Figure content listings
--- begin ---
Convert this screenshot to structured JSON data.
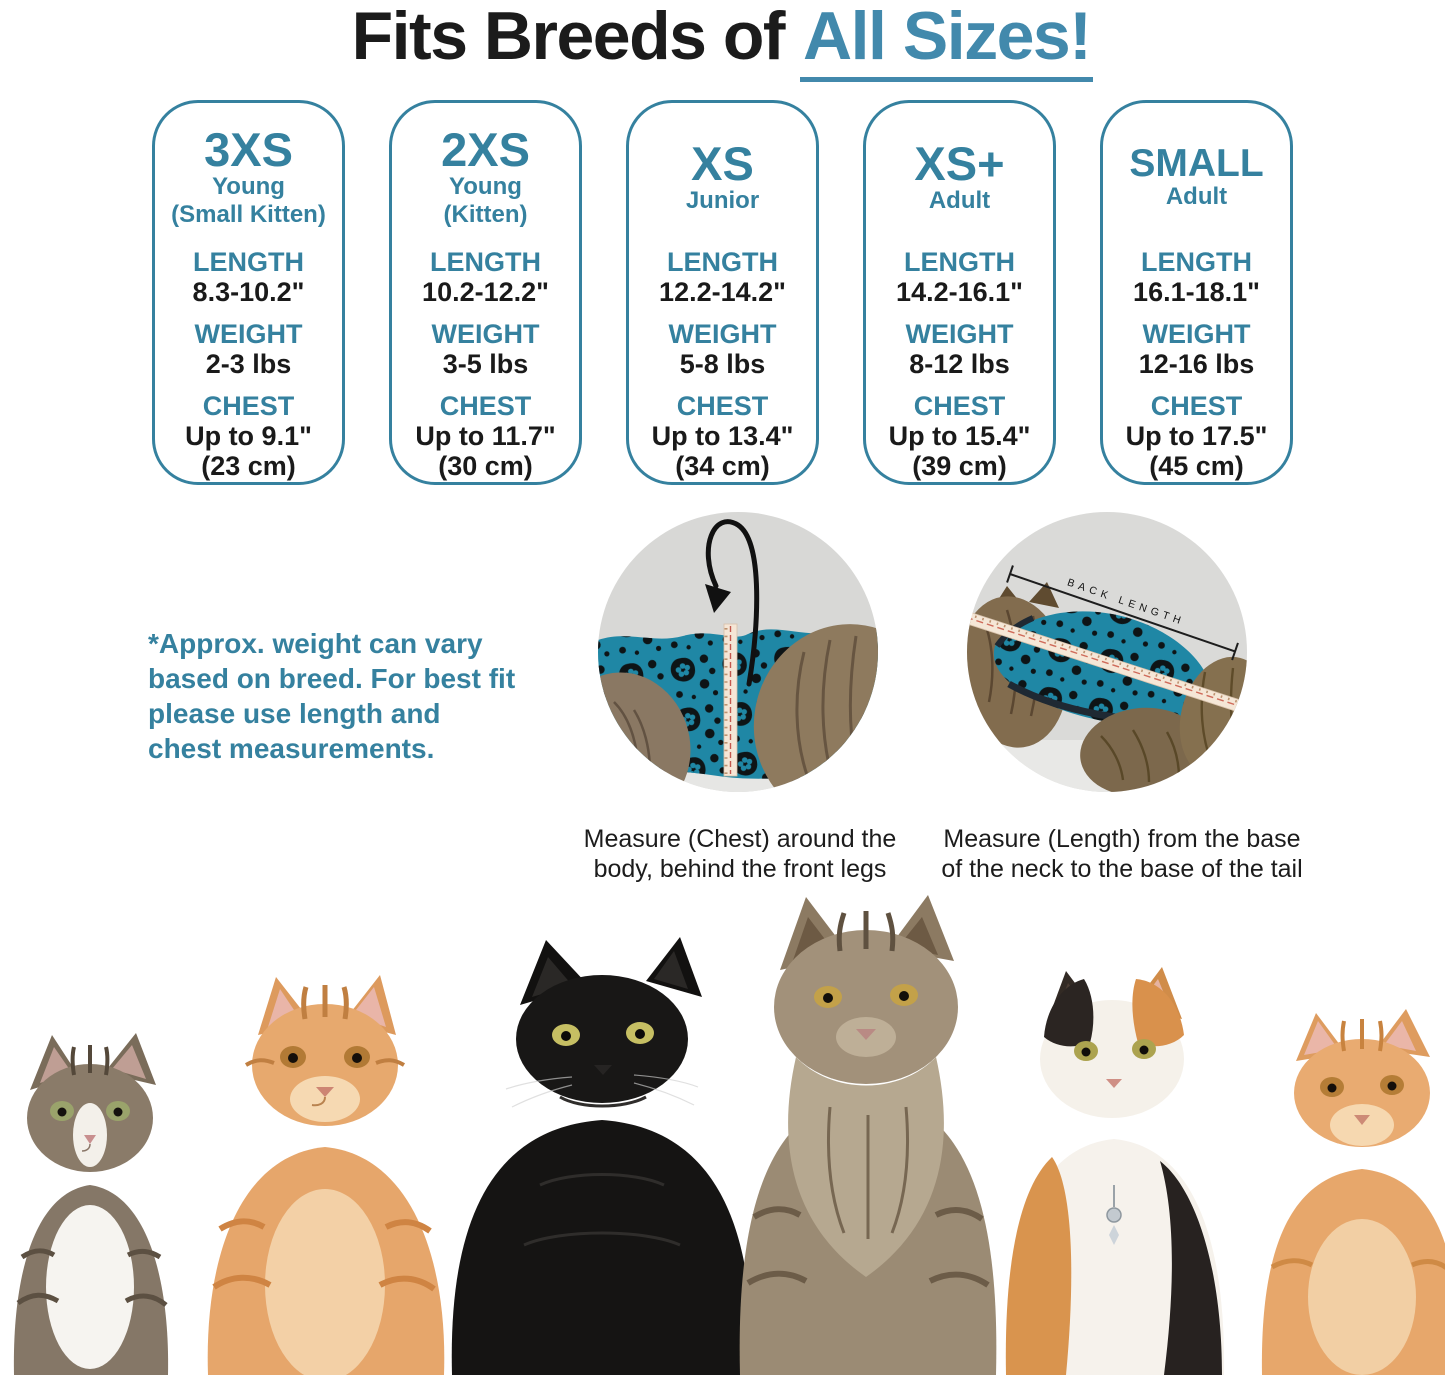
{
  "colors": {
    "accent": "#35819f",
    "title_highlight": "#4289ac",
    "title_text": "#1b1b1b",
    "value_text": "#1a1a1a",
    "garment_teal": "#1f87a5",
    "caption_text": "#1c1c1c"
  },
  "title": {
    "prefix": "Fits Breeds of",
    "highlight": "All Sizes!"
  },
  "size_cards": {
    "spec_labels": {
      "length": "LENGTH",
      "weight": "WEIGHT",
      "chest": "CHEST"
    },
    "sizes": [
      {
        "name": "3XS",
        "subtitle": [
          "Young",
          "(Small Kitten)"
        ],
        "length": "8.3-10.2\"",
        "weight": "2-3 lbs",
        "chest": "Up to 9.1\"",
        "chest_cm": "(23 cm)"
      },
      {
        "name": "2XS",
        "subtitle": [
          "Young",
          "(Kitten)"
        ],
        "length": "10.2-12.2\"",
        "weight": "3-5 lbs",
        "chest": "Up to 11.7\"",
        "chest_cm": "(30 cm)"
      },
      {
        "name": "XS",
        "subtitle": [
          "Junior"
        ],
        "length": "12.2-14.2\"",
        "weight": "5-8 lbs",
        "chest": "Up to 13.4\"",
        "chest_cm": "(34 cm)"
      },
      {
        "name": "XS+",
        "subtitle": [
          "Adult"
        ],
        "length": "14.2-16.1\"",
        "weight": "8-12 lbs",
        "chest": "Up to 15.4\"",
        "chest_cm": "(39 cm)"
      },
      {
        "name": "SMALL",
        "subtitle": [
          "Adult"
        ],
        "length": "16.1-18.1\"",
        "weight": "12-16 lbs",
        "chest": "Up to 17.5\"",
        "chest_cm": "(45 cm)"
      }
    ]
  },
  "note": {
    "lines": [
      "*Approx. weight can vary",
      "based on breed. For best fit",
      "please use length and",
      "chest measurements."
    ]
  },
  "measure_photos": {
    "back_length_label": "BACK LENGTH",
    "chest_caption_lines": [
      "Measure (Chest) around the",
      "body, behind the front legs"
    ],
    "length_caption_lines": [
      "Measure (Length) from the base",
      "of the neck to the base of the tail"
    ]
  }
}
--- end ---
[WHAT THE TASK REQUIRES] Copy out each line exactly, without the pictures.

[FINAL ANSWER]
Convert this screenshot to structured JSON data.
{
  "colors": {
    "accent": "#35819f",
    "title_highlight": "#4289ac",
    "title_text": "#1b1b1b",
    "value_text": "#1a1a1a",
    "garment_teal": "#1f87a5",
    "caption_text": "#1c1c1c"
  },
  "title": {
    "prefix": "Fits Breeds of",
    "highlight": "All Sizes!"
  },
  "size_cards": {
    "spec_labels": {
      "length": "LENGTH",
      "weight": "WEIGHT",
      "chest": "CHEST"
    },
    "sizes": [
      {
        "name": "3XS",
        "subtitle": [
          "Young",
          "(Small Kitten)"
        ],
        "length": "8.3-10.2\"",
        "weight": "2-3 lbs",
        "chest": "Up to 9.1\"",
        "chest_cm": "(23 cm)"
      },
      {
        "name": "2XS",
        "subtitle": [
          "Young",
          "(Kitten)"
        ],
        "length": "10.2-12.2\"",
        "weight": "3-5 lbs",
        "chest": "Up to 11.7\"",
        "chest_cm": "(30 cm)"
      },
      {
        "name": "XS",
        "subtitle": [
          "Junior"
        ],
        "length": "12.2-14.2\"",
        "weight": "5-8 lbs",
        "chest": "Up to 13.4\"",
        "chest_cm": "(34 cm)"
      },
      {
        "name": "XS+",
        "subtitle": [
          "Adult"
        ],
        "length": "14.2-16.1\"",
        "weight": "8-12 lbs",
        "chest": "Up to 15.4\"",
        "chest_cm": "(39 cm)"
      },
      {
        "name": "SMALL",
        "subtitle": [
          "Adult"
        ],
        "length": "16.1-18.1\"",
        "weight": "12-16 lbs",
        "chest": "Up to 17.5\"",
        "chest_cm": "(45 cm)"
      }
    ]
  },
  "note": {
    "lines": [
      "*Approx. weight can vary",
      "based on breed. For best fit",
      "please use length and",
      "chest measurements."
    ]
  },
  "measure_photos": {
    "back_length_label": "BACK LENGTH",
    "chest_caption_lines": [
      "Measure (Chest) around the",
      "body, behind the front legs"
    ],
    "length_caption_lines": [
      "Measure (Length) from the base",
      "of the neck to the base of the tail"
    ]
  }
}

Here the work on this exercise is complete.